### The request
Format every line of the material below as a Markdown table with two columns, Row and Line, numbering the rows and omitting any blank lines.

### Records to process
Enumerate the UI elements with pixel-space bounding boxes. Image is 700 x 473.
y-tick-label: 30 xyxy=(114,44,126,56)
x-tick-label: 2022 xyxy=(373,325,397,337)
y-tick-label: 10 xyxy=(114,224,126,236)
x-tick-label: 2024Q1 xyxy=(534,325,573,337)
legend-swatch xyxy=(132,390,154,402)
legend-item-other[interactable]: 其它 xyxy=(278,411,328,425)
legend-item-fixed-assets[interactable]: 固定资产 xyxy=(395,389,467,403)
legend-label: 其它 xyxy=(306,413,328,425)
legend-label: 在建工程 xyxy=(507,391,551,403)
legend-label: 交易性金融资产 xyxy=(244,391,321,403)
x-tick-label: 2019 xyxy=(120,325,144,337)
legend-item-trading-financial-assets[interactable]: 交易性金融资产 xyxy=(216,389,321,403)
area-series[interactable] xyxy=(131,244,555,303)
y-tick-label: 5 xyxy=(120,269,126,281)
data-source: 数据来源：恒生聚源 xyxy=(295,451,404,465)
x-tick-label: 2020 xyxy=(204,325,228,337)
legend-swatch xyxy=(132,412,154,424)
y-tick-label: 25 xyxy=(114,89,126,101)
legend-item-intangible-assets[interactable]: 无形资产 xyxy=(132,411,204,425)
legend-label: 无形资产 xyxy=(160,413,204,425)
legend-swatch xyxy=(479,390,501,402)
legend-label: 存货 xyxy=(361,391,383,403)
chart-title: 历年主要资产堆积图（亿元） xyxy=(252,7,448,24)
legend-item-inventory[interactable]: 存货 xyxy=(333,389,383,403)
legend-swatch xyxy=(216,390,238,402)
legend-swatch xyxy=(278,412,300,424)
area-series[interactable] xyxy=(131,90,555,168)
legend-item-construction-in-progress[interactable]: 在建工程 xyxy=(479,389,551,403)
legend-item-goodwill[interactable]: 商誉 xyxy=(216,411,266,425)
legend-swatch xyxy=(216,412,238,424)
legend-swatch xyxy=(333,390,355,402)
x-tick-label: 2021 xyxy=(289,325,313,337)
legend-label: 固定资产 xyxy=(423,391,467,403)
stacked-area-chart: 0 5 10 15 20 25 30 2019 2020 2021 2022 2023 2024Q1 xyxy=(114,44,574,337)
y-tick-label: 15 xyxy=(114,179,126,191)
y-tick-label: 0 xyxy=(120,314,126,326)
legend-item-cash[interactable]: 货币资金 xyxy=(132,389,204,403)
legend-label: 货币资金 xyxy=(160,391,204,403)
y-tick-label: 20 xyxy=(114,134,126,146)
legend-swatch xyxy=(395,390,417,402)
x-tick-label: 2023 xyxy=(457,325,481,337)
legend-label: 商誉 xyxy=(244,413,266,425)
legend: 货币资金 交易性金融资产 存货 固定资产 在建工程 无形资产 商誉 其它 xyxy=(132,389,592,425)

### Exercise output
| Row | Line |
|---|---|
| 1 | Enumerate the UI elements with pixel-space bounding boxes. Image is 700 x 473. |
| 2 | y-tick-label: 30 xyxy=(114,44,126,56) |
| 3 | x-tick-label: 2022 xyxy=(373,325,397,337) |
| 4 | y-tick-label: 10 xyxy=(114,224,126,236) |
| 5 | x-tick-label: 2024Q1 xyxy=(534,325,573,337) |
| 6 | legend-swatch xyxy=(132,390,154,402) |
| 7 | legend-item-other[interactable]: 其它 xyxy=(278,411,328,425) |
| 8 | legend-item-fixed-assets[interactable]: 固定资产 xyxy=(395,389,467,403) |
| 9 | legend-label: 其它 xyxy=(306,413,328,425) |
| 10 | legend-label: 在建工程 xyxy=(507,391,551,403) |
| 11 | legend-label: 交易性金融资产 xyxy=(244,391,321,403) |
| 12 | x-tick-label: 2019 xyxy=(120,325,144,337) |
| 13 | legend-item-trading-financial-assets[interactable]: 交易性金融资产 xyxy=(216,389,321,403) |
| 14 | area-series[interactable] xyxy=(131,244,555,303) |
| 15 | y-tick-label: 5 xyxy=(120,269,126,281) |
| 16 | data-source: 数据来源：恒生聚源 xyxy=(295,451,404,465) |
| 17 | x-tick-label: 2020 xyxy=(204,325,228,337) |
| 18 | legend-swatch xyxy=(132,412,154,424) |
| 19 | y-tick-label: 25 xyxy=(114,89,126,101) |
| 20 | legend-item-intangible-assets[interactable]: 无形资产 xyxy=(132,411,204,425) |
| 21 | legend-label: 无形资产 xyxy=(160,413,204,425) |
| 22 | legend-swatch xyxy=(479,390,501,402) |
| 23 | legend-label: 存货 xyxy=(361,391,383,403) |
| 24 | chart-title: 历年主要资产堆积图（亿元） xyxy=(252,7,448,24) |
| 25 | legend-item-inventory[interactable]: 存货 xyxy=(333,389,383,403) |
| 26 | legend-swatch xyxy=(216,390,238,402) |
| 27 | legend-swatch xyxy=(278,412,300,424) |
| 28 | area-series[interactable] xyxy=(131,90,555,168) |
| 29 | legend-item-construction-in-progress[interactable]: 在建工程 xyxy=(479,389,551,403) |
| 30 | legend-item-goodwill[interactable]: 商誉 xyxy=(216,411,266,425) |
| 31 | legend-swatch xyxy=(216,412,238,424) |
| 32 | legend-swatch xyxy=(333,390,355,402) |
| 33 | x-tick-label: 2021 xyxy=(289,325,313,337) |
| 34 | legend-label: 固定资产 xyxy=(423,391,467,403) |
| 35 | stacked-area-chart: 0 5 10 15 20 25 30 2019 2020 2021 2022 2023 2024Q1 xyxy=(114,44,574,337) |
| 36 | y-tick-label: 15 xyxy=(114,179,126,191) |
| 37 | y-tick-label: 0 xyxy=(120,314,126,326) |
| 38 | legend-item-cash[interactable]: 货币资金 xyxy=(132,389,204,403) |
| 39 | legend-label: 货币资金 xyxy=(160,391,204,403) |
| 40 | y-tick-label: 20 xyxy=(114,134,126,146) |
| 41 | legend-swatch xyxy=(395,390,417,402) |
| 42 | x-tick-label: 2023 xyxy=(457,325,481,337) |
| 43 | legend-label: 商誉 xyxy=(244,413,266,425) |
| 44 | legend: 货币资金 交易性金融资产 存货 固定资产 在建工程 无形资产 商誉 其它 xyxy=(132,389,592,425) |